#### [What is needed]
Please copy the following items word for word.

Data records:

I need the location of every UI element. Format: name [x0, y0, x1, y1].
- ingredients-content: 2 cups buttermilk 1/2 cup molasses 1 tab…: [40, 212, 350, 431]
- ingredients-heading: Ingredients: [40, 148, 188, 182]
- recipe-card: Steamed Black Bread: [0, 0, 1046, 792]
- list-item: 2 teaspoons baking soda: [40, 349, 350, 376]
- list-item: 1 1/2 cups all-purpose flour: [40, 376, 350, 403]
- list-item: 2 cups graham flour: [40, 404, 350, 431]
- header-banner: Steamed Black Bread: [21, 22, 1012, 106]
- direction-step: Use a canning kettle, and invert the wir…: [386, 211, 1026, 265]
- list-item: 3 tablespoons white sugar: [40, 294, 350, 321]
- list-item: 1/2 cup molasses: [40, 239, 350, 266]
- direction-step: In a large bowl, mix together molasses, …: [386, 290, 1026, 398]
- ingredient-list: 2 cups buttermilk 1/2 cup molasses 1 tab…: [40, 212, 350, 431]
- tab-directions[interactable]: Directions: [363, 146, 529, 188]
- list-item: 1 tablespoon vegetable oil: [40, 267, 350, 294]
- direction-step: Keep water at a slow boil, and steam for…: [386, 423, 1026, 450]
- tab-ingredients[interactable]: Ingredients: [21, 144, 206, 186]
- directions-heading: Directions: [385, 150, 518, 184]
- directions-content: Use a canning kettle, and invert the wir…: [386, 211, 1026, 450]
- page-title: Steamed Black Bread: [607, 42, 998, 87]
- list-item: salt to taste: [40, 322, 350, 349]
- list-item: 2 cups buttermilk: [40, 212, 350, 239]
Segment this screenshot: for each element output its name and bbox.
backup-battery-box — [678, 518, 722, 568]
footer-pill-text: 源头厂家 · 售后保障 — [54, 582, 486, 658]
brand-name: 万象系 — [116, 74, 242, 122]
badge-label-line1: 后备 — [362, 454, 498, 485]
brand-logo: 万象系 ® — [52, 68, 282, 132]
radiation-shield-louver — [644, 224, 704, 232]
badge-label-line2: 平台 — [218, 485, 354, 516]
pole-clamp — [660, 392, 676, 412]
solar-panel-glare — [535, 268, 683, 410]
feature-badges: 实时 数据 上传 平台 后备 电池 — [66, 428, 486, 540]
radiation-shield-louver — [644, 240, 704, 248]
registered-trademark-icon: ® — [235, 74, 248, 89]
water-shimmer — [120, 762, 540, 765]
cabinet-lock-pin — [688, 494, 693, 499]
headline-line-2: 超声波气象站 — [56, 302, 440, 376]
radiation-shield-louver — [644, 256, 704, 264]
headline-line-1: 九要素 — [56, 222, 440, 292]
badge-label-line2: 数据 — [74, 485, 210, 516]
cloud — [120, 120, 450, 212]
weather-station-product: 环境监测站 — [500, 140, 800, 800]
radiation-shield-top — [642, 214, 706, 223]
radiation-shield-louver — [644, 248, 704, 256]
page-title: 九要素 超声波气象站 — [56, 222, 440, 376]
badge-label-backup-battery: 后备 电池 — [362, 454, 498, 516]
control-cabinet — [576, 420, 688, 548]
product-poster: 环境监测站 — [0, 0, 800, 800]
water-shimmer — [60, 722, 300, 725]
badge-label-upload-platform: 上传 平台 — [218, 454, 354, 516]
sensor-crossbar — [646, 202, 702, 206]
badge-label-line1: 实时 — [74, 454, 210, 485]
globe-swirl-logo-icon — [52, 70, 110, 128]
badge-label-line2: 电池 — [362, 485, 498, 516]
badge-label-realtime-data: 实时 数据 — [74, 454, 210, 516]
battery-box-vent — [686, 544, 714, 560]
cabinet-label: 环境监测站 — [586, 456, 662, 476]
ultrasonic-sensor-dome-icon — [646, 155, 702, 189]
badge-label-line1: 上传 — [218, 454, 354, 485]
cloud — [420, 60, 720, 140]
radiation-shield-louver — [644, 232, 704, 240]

#### [Solution to this task]
I need the location of every UI element. Format: name [x0, y0, x1, y1].
- ingredients-content: 2 cups buttermilk 1/2 cup molasses 1 tab…: [40, 212, 350, 431]
- ingredients-heading: Ingredients: [40, 148, 188, 182]
- recipe-card: Steamed Black Bread: [0, 0, 1046, 792]
- list-item: 2 teaspoons baking soda: [40, 349, 350, 376]
- list-item: 1 1/2 cups all-purpose flour: [40, 376, 350, 403]
- list-item: 2 cups graham flour: [40, 404, 350, 431]
- header-banner: Steamed Black Bread: [21, 22, 1012, 106]
- direction-step: Use a canning kettle, and invert the wir…: [386, 211, 1026, 265]
- list-item: 3 tablespoons white sugar: [40, 294, 350, 321]
- list-item: 1/2 cup molasses: [40, 239, 350, 266]
- direction-step: In a large bowl, mix together molasses, …: [386, 290, 1026, 398]
- ingredient-list: 2 cups buttermilk 1/2 cup molasses 1 tab…: [40, 212, 350, 431]
- tab-directions[interactable]: Directions: [363, 146, 529, 188]
- list-item: 1 tablespoon vegetable oil: [40, 267, 350, 294]
- direction-step: Keep water at a slow boil, and steam for…: [386, 423, 1026, 450]
- tab-ingredients[interactable]: Ingredients: [21, 144, 206, 186]
- directions-heading: Directions: [385, 150, 518, 184]
- directions-content: Use a canning kettle, and invert the wir…: [386, 211, 1026, 450]
- page-title: Steamed Black Bread: [607, 42, 998, 87]
- list-item: salt to taste: [40, 322, 350, 349]
- list-item: 2 cups buttermilk: [40, 212, 350, 239]
Segment this screenshot: for each element output its name and bbox.
backup-battery-box — [678, 518, 722, 568]
footer-pill-text: 源头厂家 · 售后保障 — [54, 582, 486, 658]
brand-name: 万象系 — [116, 74, 242, 122]
badge-label-line1: 后备 — [362, 454, 498, 485]
brand-logo: 万象系 ® — [52, 68, 282, 132]
radiation-shield-louver — [644, 224, 704, 232]
badge-label-line2: 平台 — [218, 485, 354, 516]
pole-clamp — [660, 392, 676, 412]
solar-panel-glare — [535, 268, 683, 410]
feature-badges: 实时 数据 上传 平台 后备 电池 — [66, 428, 486, 540]
radiation-shield-louver — [644, 240, 704, 248]
registered-trademark-icon: ® — [235, 74, 248, 89]
water-shimmer — [120, 762, 540, 765]
cabinet-lock-pin — [688, 494, 693, 499]
headline-line-2: 超声波气象站 — [56, 302, 440, 376]
radiation-shield-louver — [644, 256, 704, 264]
headline-line-1: 九要素 — [56, 222, 440, 292]
badge-label-line2: 数据 — [74, 485, 210, 516]
cloud — [120, 120, 450, 212]
weather-station-product: 环境监测站 — [500, 140, 800, 800]
radiation-shield-top — [642, 214, 706, 223]
radiation-shield-louver — [644, 248, 704, 256]
page-title: 九要素 超声波气象站 — [56, 222, 440, 376]
badge-label-backup-battery: 后备 电池 — [362, 454, 498, 516]
control-cabinet — [576, 420, 688, 548]
product-poster: 环境监测站 — [0, 0, 800, 800]
water-shimmer — [60, 722, 300, 725]
badge-label-upload-platform: 上传 平台 — [218, 454, 354, 516]
sensor-crossbar — [646, 202, 702, 206]
badge-label-line1: 实时 — [74, 454, 210, 485]
globe-swirl-logo-icon — [52, 70, 110, 128]
badge-label-line2: 电池 — [362, 485, 498, 516]
badge-label-realtime-data: 实时 数据 — [74, 454, 210, 516]
battery-box-vent — [686, 544, 714, 560]
cabinet-label: 环境监测站 — [586, 456, 662, 476]
ultrasonic-sensor-dome-icon — [646, 155, 702, 189]
badge-label-line1: 上传 — [218, 454, 354, 485]
cloud — [420, 60, 720, 140]
radiation-shield-louver — [644, 232, 704, 240]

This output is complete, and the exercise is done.